-- SHORT PROBLEM --
Return all lines from the listing below in which the string "true" occurs.

■ ■ ■ ■

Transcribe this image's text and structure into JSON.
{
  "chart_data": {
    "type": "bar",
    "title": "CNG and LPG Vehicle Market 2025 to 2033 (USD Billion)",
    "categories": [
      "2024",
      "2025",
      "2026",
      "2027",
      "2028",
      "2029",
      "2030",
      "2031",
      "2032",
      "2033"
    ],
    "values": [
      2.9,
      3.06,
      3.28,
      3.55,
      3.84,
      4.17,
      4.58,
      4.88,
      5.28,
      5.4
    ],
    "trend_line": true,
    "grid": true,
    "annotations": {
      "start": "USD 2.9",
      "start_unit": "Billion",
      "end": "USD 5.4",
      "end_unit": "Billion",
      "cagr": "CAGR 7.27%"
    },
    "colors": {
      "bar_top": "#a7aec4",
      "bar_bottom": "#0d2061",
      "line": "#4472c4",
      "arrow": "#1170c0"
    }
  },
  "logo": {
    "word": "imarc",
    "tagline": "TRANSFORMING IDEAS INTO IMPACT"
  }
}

■ ■ ■ ■

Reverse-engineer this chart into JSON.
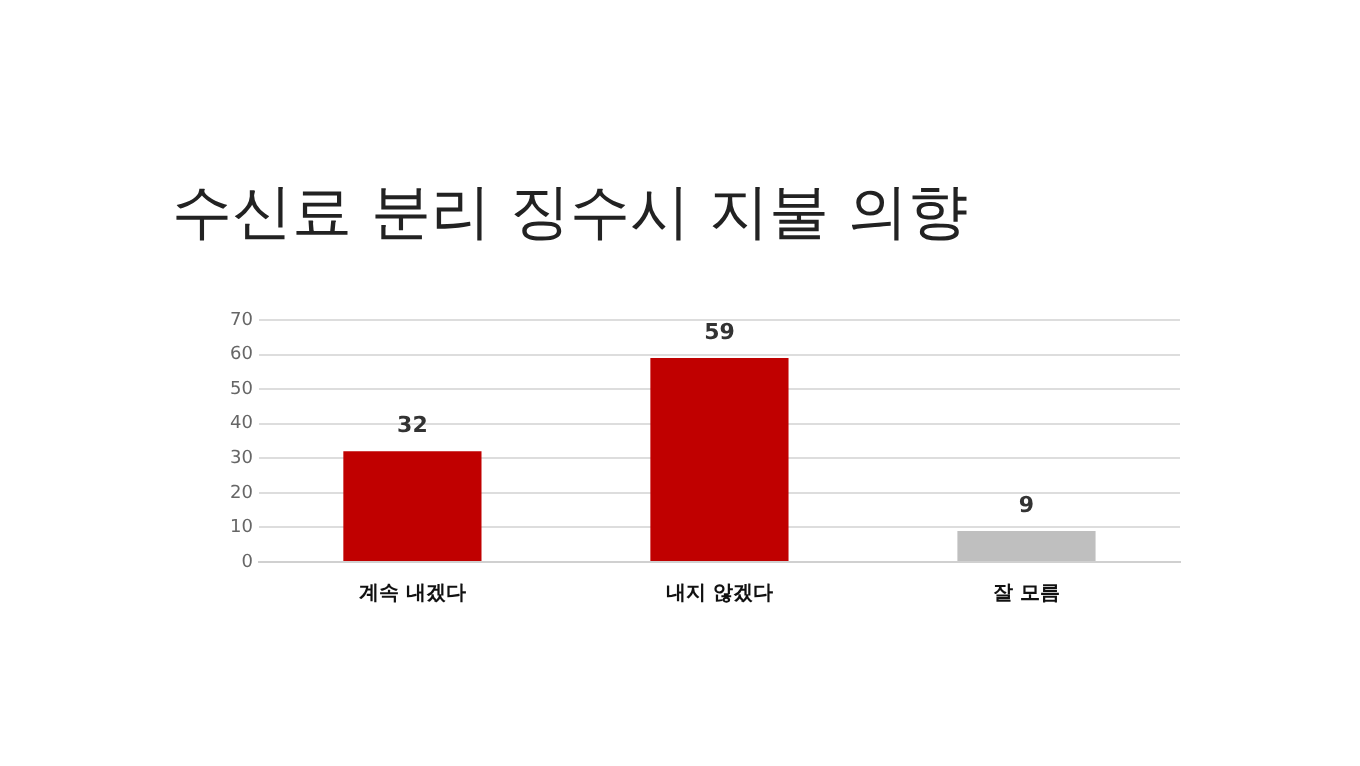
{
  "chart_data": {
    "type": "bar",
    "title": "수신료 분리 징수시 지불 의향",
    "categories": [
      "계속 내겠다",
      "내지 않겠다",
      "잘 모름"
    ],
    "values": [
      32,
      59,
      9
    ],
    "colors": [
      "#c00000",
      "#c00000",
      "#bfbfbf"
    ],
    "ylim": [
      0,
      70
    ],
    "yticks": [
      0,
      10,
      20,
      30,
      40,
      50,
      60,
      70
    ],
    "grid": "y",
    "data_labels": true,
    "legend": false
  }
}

■ ■ ■ ■

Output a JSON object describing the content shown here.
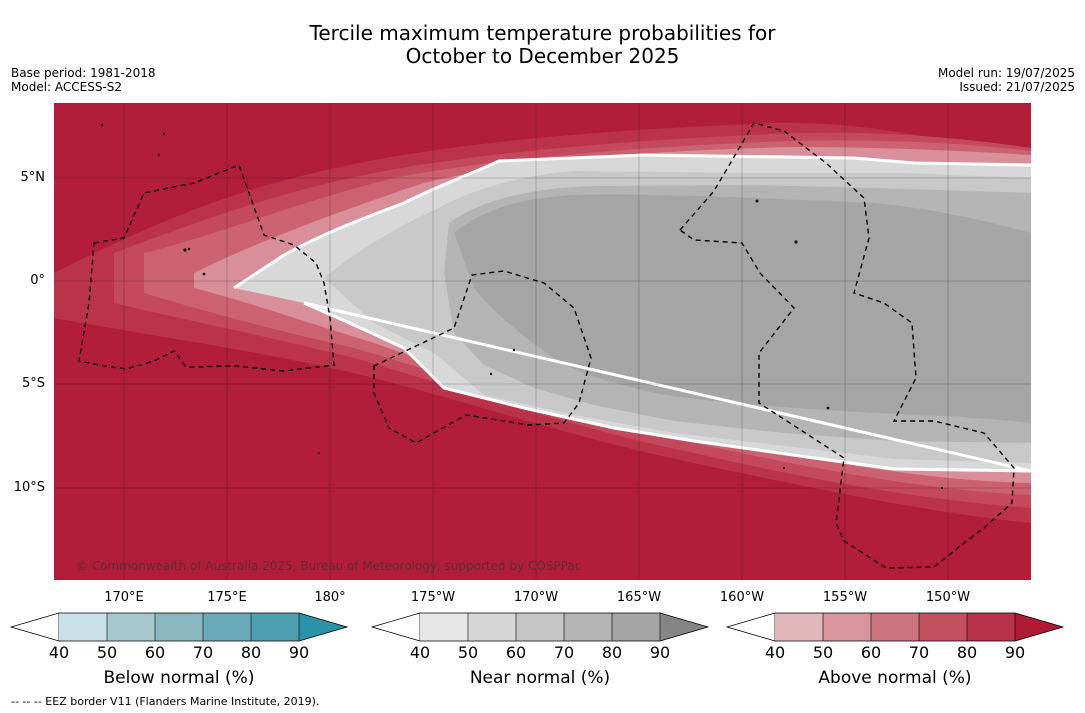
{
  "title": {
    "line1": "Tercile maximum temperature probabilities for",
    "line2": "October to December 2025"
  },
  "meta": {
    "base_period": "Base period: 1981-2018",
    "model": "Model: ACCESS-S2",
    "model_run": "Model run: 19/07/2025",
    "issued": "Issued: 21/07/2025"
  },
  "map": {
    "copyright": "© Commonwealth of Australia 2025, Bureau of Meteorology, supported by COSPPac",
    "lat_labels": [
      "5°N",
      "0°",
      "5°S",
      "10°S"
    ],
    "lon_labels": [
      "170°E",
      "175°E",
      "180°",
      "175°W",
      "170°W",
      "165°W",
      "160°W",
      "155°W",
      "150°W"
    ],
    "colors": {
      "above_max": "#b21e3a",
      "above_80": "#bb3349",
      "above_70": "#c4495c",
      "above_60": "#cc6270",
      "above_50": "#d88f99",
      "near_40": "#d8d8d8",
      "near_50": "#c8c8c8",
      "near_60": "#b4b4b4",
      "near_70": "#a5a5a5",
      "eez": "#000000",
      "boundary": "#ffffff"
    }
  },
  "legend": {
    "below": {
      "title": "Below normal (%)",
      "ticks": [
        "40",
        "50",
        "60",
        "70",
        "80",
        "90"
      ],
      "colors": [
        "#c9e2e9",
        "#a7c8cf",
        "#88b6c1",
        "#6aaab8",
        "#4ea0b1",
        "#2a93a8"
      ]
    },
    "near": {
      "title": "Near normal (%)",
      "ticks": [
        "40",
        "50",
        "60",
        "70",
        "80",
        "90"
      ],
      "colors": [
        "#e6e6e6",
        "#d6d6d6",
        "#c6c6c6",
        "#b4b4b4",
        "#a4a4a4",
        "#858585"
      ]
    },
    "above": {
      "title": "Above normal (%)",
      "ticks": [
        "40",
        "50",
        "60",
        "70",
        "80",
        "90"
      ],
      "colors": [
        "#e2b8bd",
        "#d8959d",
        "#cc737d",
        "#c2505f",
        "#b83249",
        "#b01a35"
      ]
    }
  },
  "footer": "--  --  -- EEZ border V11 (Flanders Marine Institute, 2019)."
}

■ ■ ■ ■

-- EXERCISE OUTPUT --
    "trend_line": true,
    "grid": true,
    "data_labels": true,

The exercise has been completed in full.